Pictures excluded, copy word for word the lines from the one holding "Give me a plain-text" through the last line below.

○ ○ ○ ○

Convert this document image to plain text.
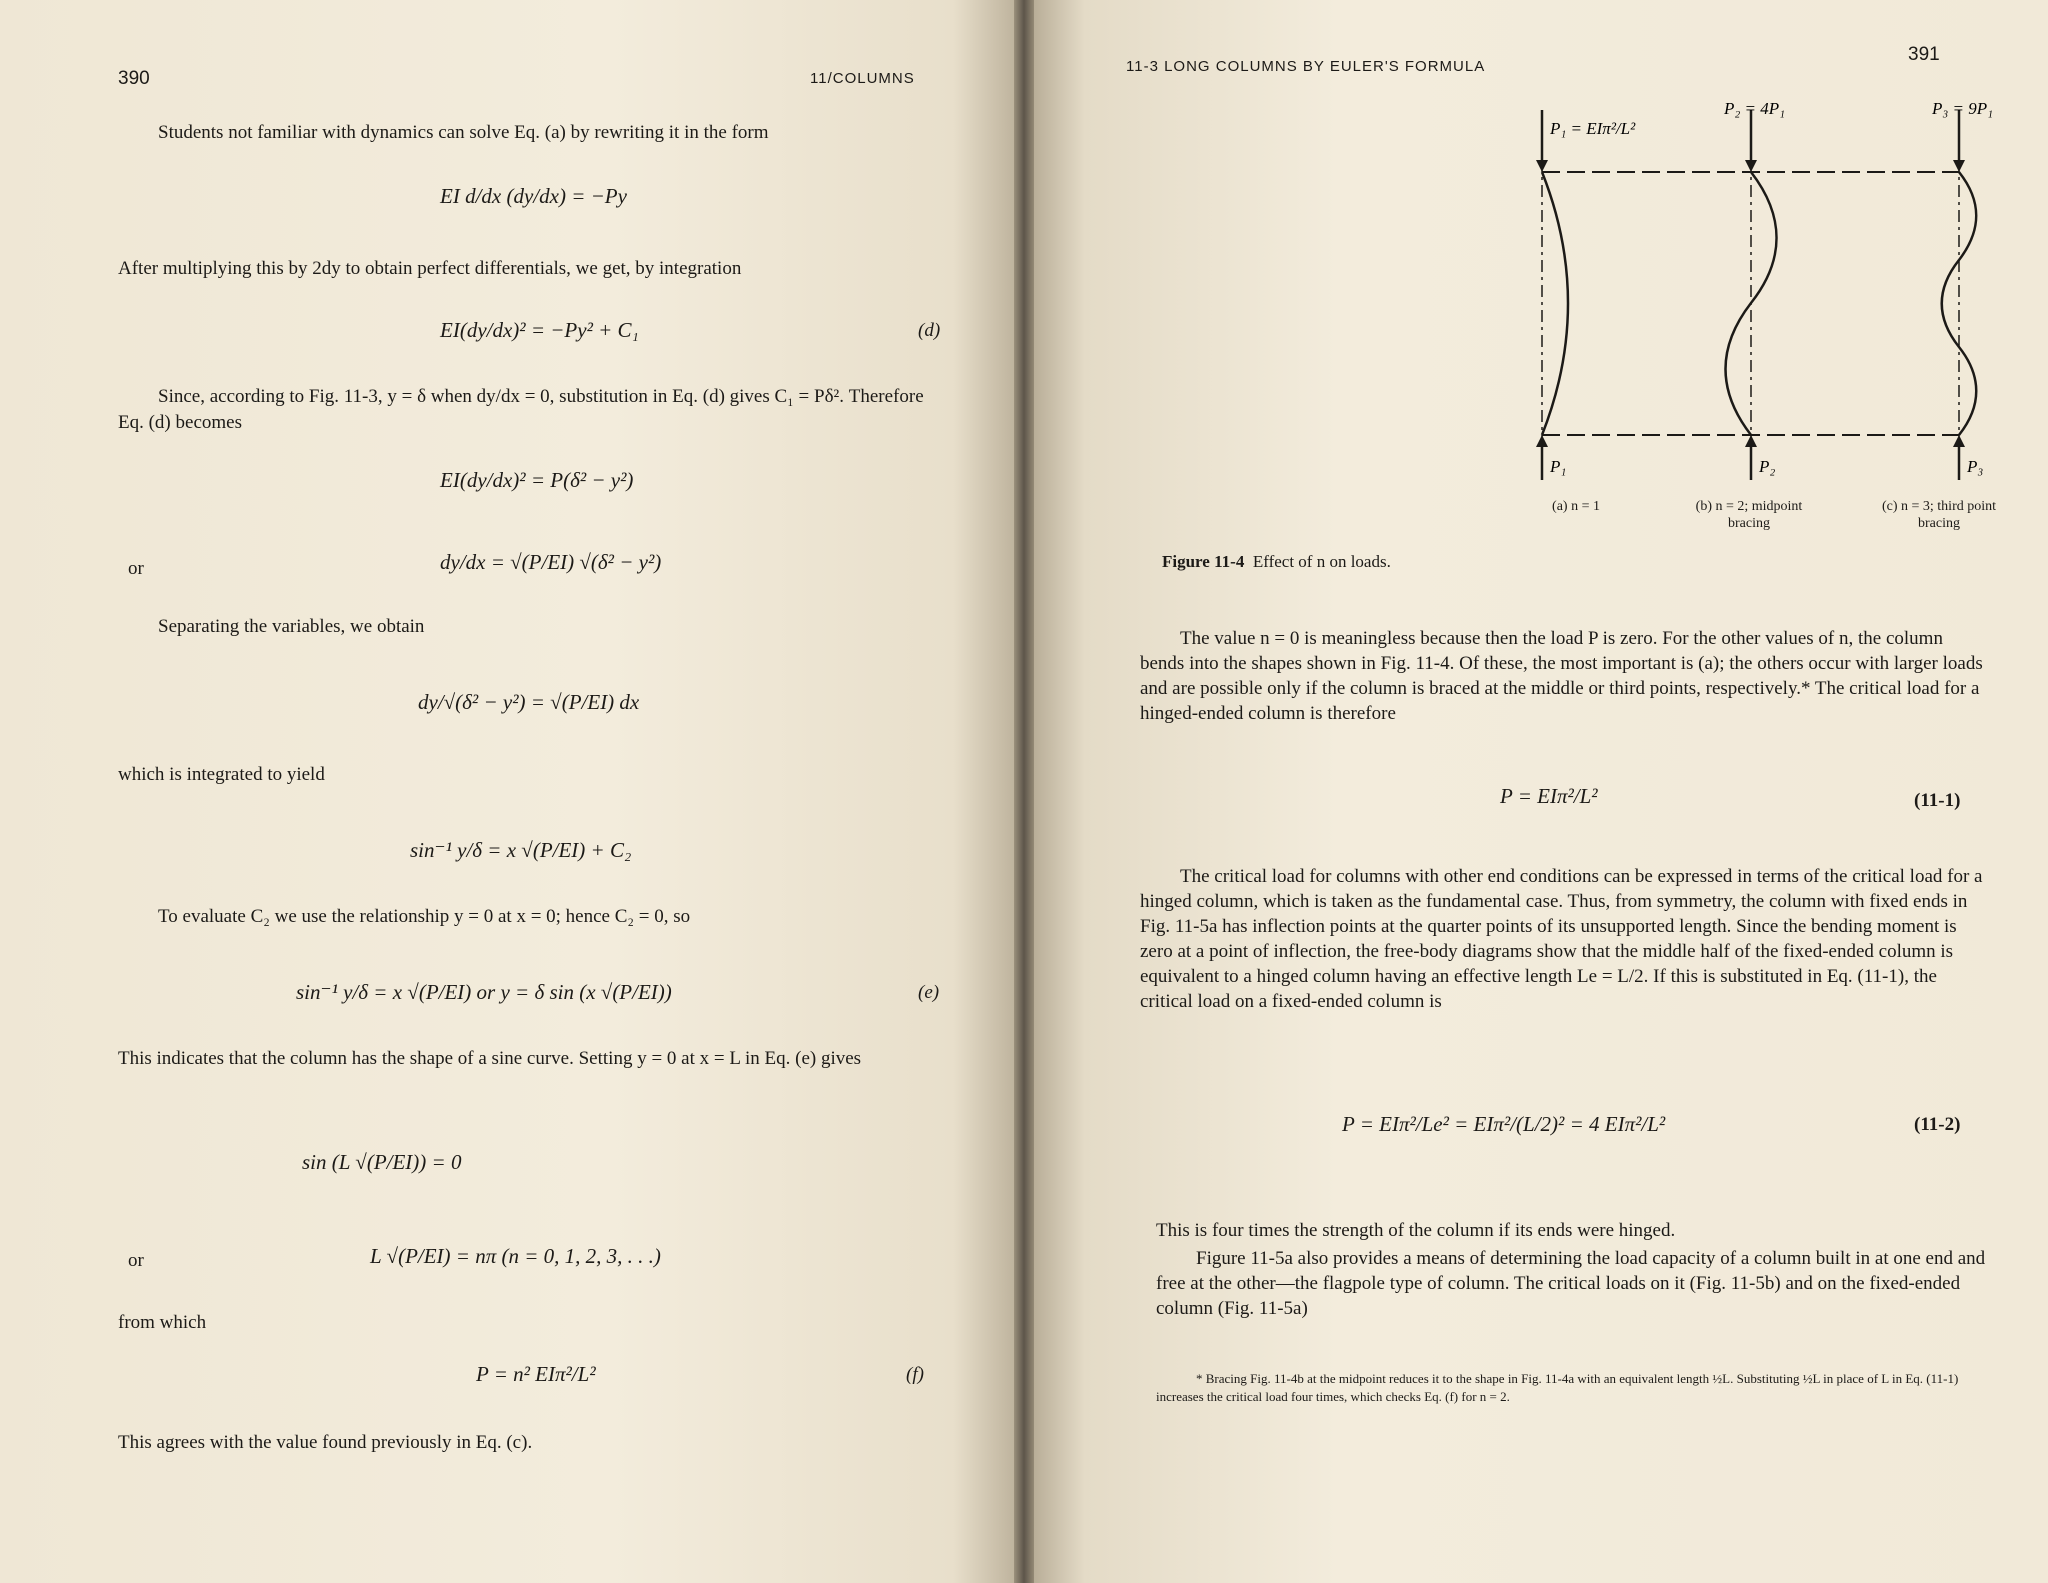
390	11/COLUMNS
Students not familiar with dynamics can solve Eq. (a) by rewriting it in the form
EI d/dx (dy/dx) = −Py
After multiplying this by 2dy to obtain perfect differentials, we get, by integration
EI(dy/dx)² = −Py² + C₁	(d)
Since, according to Fig. 11-3, y = δ when dy/dx = 0, substitution in Eq. (d) gives C₁ = Pδ². Therefore Eq. (d) becomes
EI(dy/dx)² = P(δ² − y²)
or	dy/dx = √(P/EI) √(δ² − y²)
Separating the variables, we obtain
dy/√(δ² − y²) = √(P/EI) dx
which is integrated to yield
sin⁻¹ y/δ = x √(P/EI) + C₂
To evaluate C₂ we use the relationship y = 0 at x = 0; hence C₂ = 0, so
sin⁻¹ y/δ = x √(P/EI) or y = δ sin (x √(P/EI))	(e)
This indicates that the column has the shape of a sine curve. Setting y = 0 at x = L in Eq. (e) gives
sin (L √(P/EI)) = 0
or	L √(P/EI) = nπ (n = 0, 1, 2, 3, . . .)
from which
P = n² EIπ²/L²	(f)
This agrees with the value found previously in Eq. (c).
11-3 LONG COLUMNS BY EULER'S FORMULA
391
P₁ = EIπ²/L²
P₂ = 4P₁	P₃ = 9P₁
P₁	P₂	P₃
(a) n = 1	(b) n = 2; midpoint bracing
(c) n = 3; third point bracing
Figure 11-4 Effect of n on loads.
The value n = 0 is meaningless because then the load P is zero. For the other values of n, the column bends into the shapes shown in Fig. 11-4. Of these, the most important is (a); the others occur with larger loads and are possible only if the column is braced at the middle or third points, respectively.* The critical load for a hinged-ended column is therefore
P = EIπ²/L²	(11-1)
The critical load for columns with other end conditions can be expressed in terms of the critical load for a hinged column, which is taken as the fundamental case. Thus, from symmetry, the column with fixed ends in Fig. 11-5a has inflection points at the quarter points of its unsupported length. Since the bending moment is zero at a point of inflection, the free-body diagrams show that the middle half of the fixed-ended column is equivalent to a hinged column having an effective length Le = L/2. If this is substituted in Eq. (11-1), the critical load on a fixed-ended column is
P = EIπ²/Le² = EIπ²/(L/2)² = 4 EIπ²/L²	(11-2)
This is four times the strength of the column if its ends were hinged.
Figure 11-5a also provides a means of determining the load capacity of a column built in at one end and free at the other—the flagpole type of column. The critical loads on it (Fig. 11-5b) and on the fixed-ended column (Fig. 11-5a)
* Bracing Fig. 11-4b at the midpoint reduces it to the shape in Fig. 11-4a with an equivalent length ½L. Substituting ½L in place of L in Eq. (11-1) increases the critical load four times, which checks Eq. (f) for n = 2.
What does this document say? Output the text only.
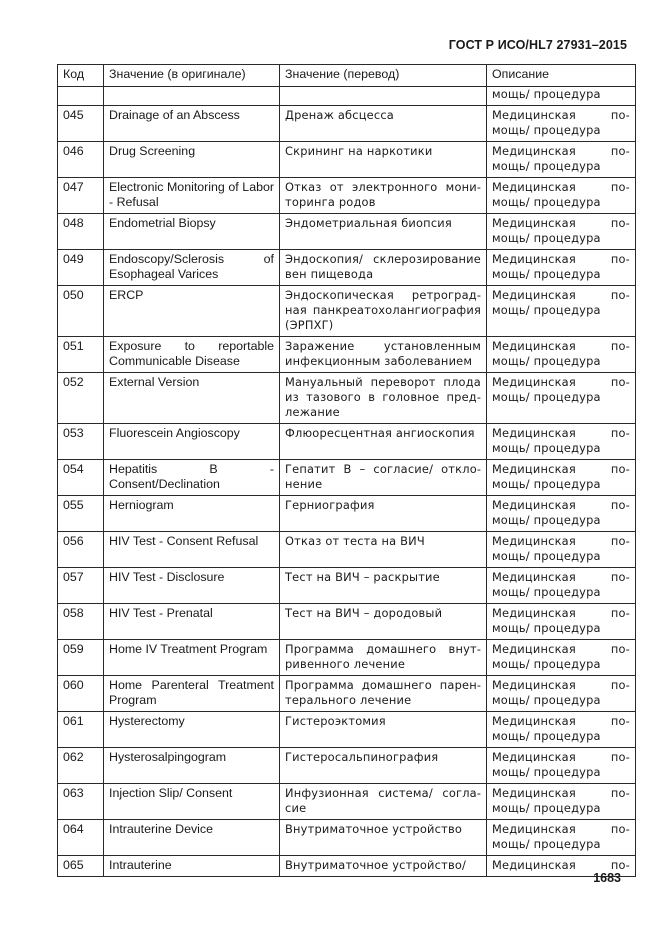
ГОСТ Р ИСО/HL7 27931–2015
Код	Значение (в оригинале)	Значение (перевод)	Описание
			мощь/ процедура
045	Drainage of an Abscess	Дренаж абсцесса	Медицинская по-
мощь/ процедура

046	Drug Screening	Скрининг на наркотики	Медицинская по-
мощь/ процедура

047	Electronic Monitoring of Labor - Refusal	Отказ от электронного мониторинга родов	Медицинская по-
мощь/ процедура

048	Endometrial Biopsy	Эндометриальная биопсия	Медицинская по-
мощь/ процедура

049	Endoscopy/Sclerosis of Esophageal Varices	Эндоскопия/ склерозирование вен пищевода	Медицинская по-
мощь/ процедура

050	ERCP	Эндоскопическая ретроградная панкреатохолангиография (ЭРПХГ)	Медицинская по-
мощь/ процедура

051	Exposure to reportable Communicable Disease	Заражение установленным инфекционным заболеванием	Медицинская по-
мощь/ процедура

052	External Version	Мануальный переворот плода из тазового в головное предлежание	Медицинская по-
мощь/ процедура

053	Fluorescein Angioscopy	Флюоресцентная ангиоскопия	Медицинская по-
мощь/ процедура

054	Hepatitis B - Consent/Declination	Гепатит B – согласие/ отклонение	Медицинская по-
мощь/ процедура

055	Herniogram	Герниография	Медицинская по-
мощь/ процедура

056	HIV Test - Consent Refusal	Отказ от теста на ВИЧ	Медицинская по-
мощь/ процедура

057	HIV Test - Disclosure	Тест на ВИЧ – раскрытие	Медицинская по-
мощь/ процедура

058	HIV Test - Prenatal	Тест на ВИЧ – дородовый	Медицинская по-
мощь/ процедура

059	Home IV Treatment Program	Программа домашнего внутривенного лечение	Медицинская по-
мощь/ процедура

060	Home Parenteral Treatment Program	Программа домашнего парентерального лечение	Медицинская по-
мощь/ процедура

061	Hysterectomy	Гистероэктомия	Медицинская по-
мощь/ процедура

062	Hysterosalpingogram	Гистеросальпинография	Медицинская по-
мощь/ процедура

063	Injection Slip/ Consent	Инфузионная система/ согласие	Медицинская по-
мощь/ процедура

064	Intrauterine Device	Внутриматочное устройство	Медицинская по-
мощь/ процедура

065	Intrauterine	Внутриматочное устройство/	Медицинская по-
1683
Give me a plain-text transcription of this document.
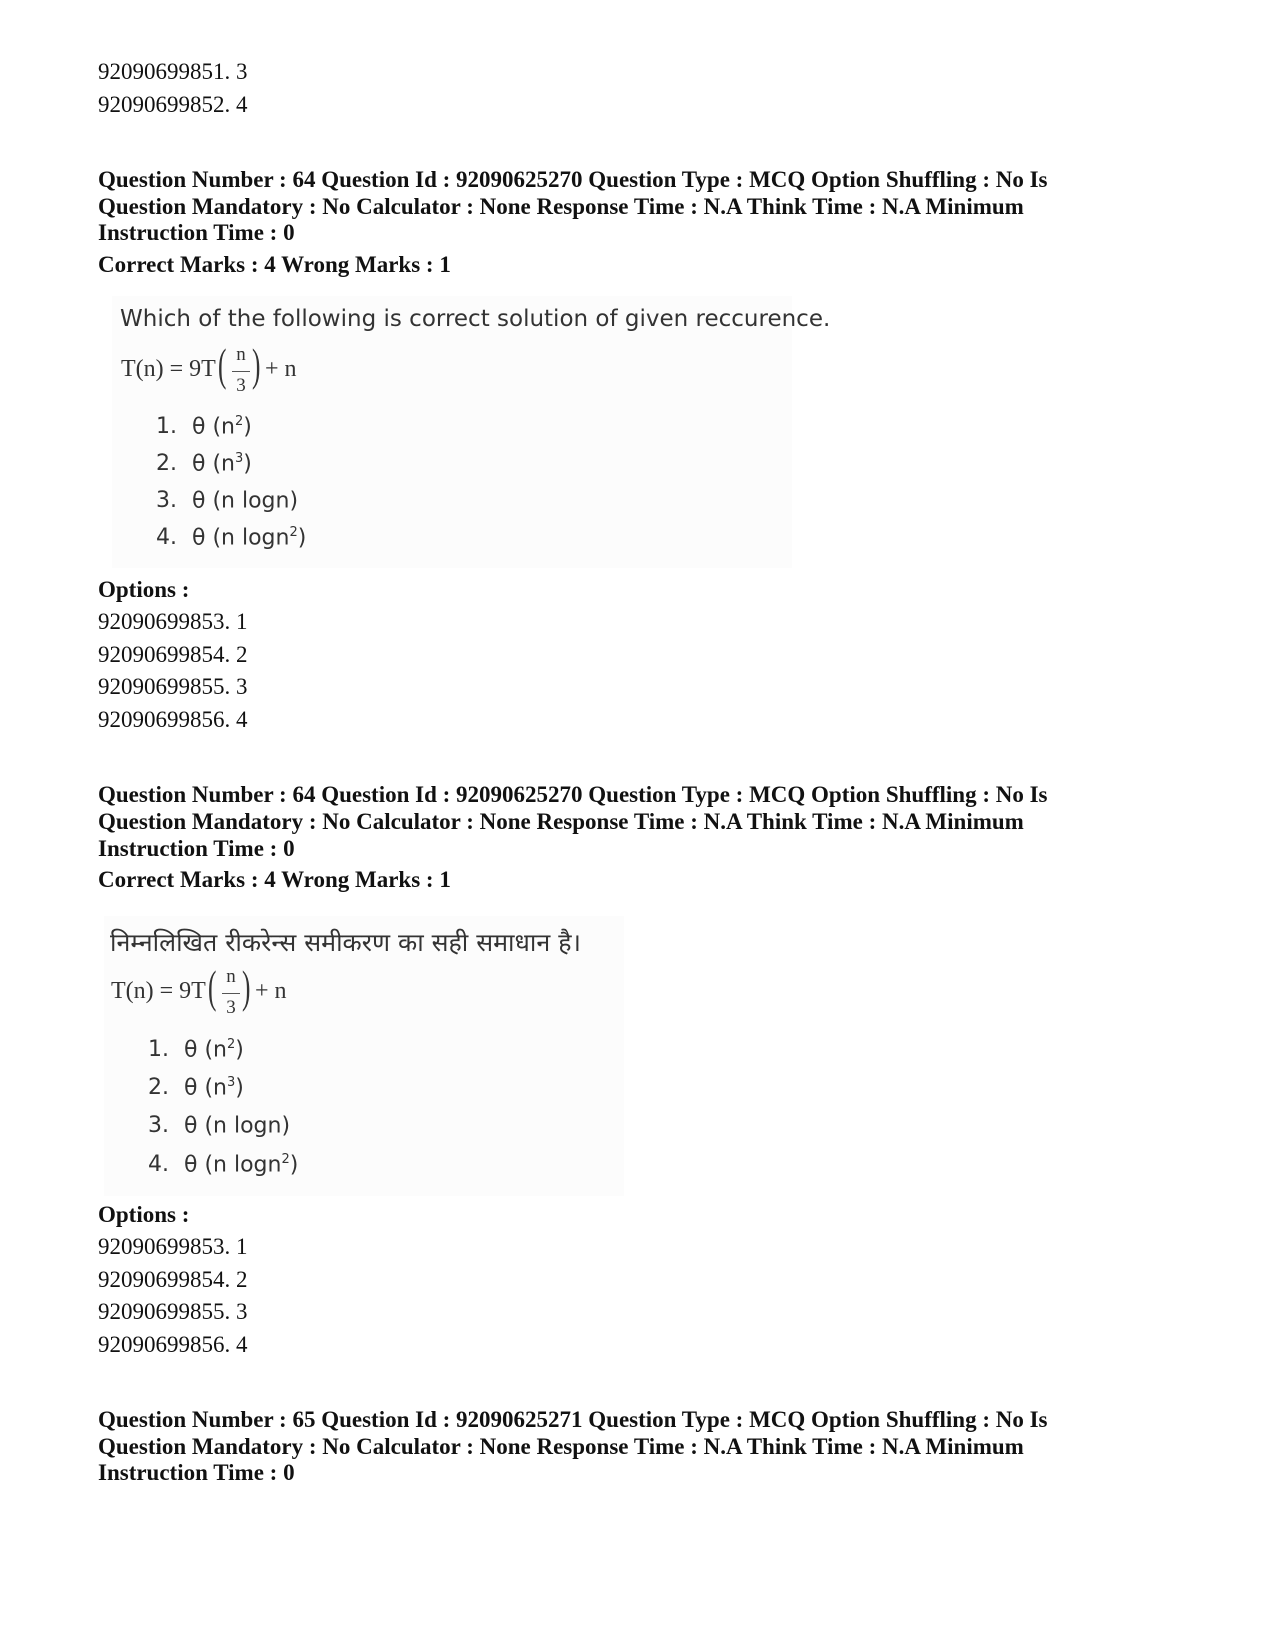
92090699851. 3
92090699852. 4
Question Number : 64 Question Id : 92090625270 Question Type : MCQ Option Shuffling : No Is
Question Mandatory : No Calculator : None Response Time : N.A Think Time : N.A Minimum
Instruction Time : 0
Correct Marks : 4 Wrong Marks : 1
Which of the following is correct solution of given reccurence.
T(n) = 9T ( n
3 ) + n
1. θ $(n^2)$
2. θ $(n^3)$
3. θ (n logn)
4. θ (n logn$^2$)
Options :
92090699853. 1
92090699854. 2
92090699855. 3
92090699856. 4
Question Number : 64 Question Id : 92090625270 Question Type : MCQ Option Shuffling : No Is
Question Mandatory : No Calculator : None Response Time : N.A Think Time : N.A Minimum
Instruction Time : 0
Correct Marks : 4 Wrong Marks : 1
निम्नलिखित रीकरेन्स समीकरण का सही समाधान है।
T(n) = 9T ( n
3 ) + n
1. θ $(n^2)$
2. θ $(n^3)$
3. θ (n logn)
4. θ (n logn$^2$)
Options :
92090699853. 1
92090699854. 2
92090699855. 3
92090699856. 4
Question Number : 65 Question Id : 92090625271 Question Type : MCQ Option Shuffling : No Is
Question Mandatory : No Calculator : None Response Time : N.A Think Time : N.A Minimum
Instruction Time : 0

○ ○ ○ ○

• Task solution:
Give me a plain-text transcription of this document.
92090699851. 3
92090699852. 4
Question Number : 64 Question Id : 92090625270 Question Type : MCQ Option Shuffling : No Is
Question Mandatory : No Calculator : None Response Time : N.A Think Time : N.A Minimum
Instruction Time : 0
Correct Marks : 4 Wrong Marks : 1
Which of the following is correct solution of given reccurence.
T(n) = 9T ( n
3 ) + n
1. θ $(n^2)$
2. θ $(n^3)$
3. θ (n logn)
4. θ (n logn$^2$)
Options :
92090699853. 1
92090699854. 2
92090699855. 3
92090699856. 4
Question Number : 64 Question Id : 92090625270 Question Type : MCQ Option Shuffling : No Is
Question Mandatory : No Calculator : None Response Time : N.A Think Time : N.A Minimum
Instruction Time : 0
Correct Marks : 4 Wrong Marks : 1
निम्नलिखित रीकरेन्स समीकरण का सही समाधान है।
T(n) = 9T ( n
3 ) + n
1. θ $(n^2)$
2. θ $(n^3)$
3. θ (n logn)
4. θ (n logn$^2$)
Options :
92090699853. 1
92090699854. 2
92090699855. 3
92090699856. 4
Question Number : 65 Question Id : 92090625271 Question Type : MCQ Option Shuffling : No Is
Question Mandatory : No Calculator : None Response Time : N.A Think Time : N.A Minimum
Instruction Time : 0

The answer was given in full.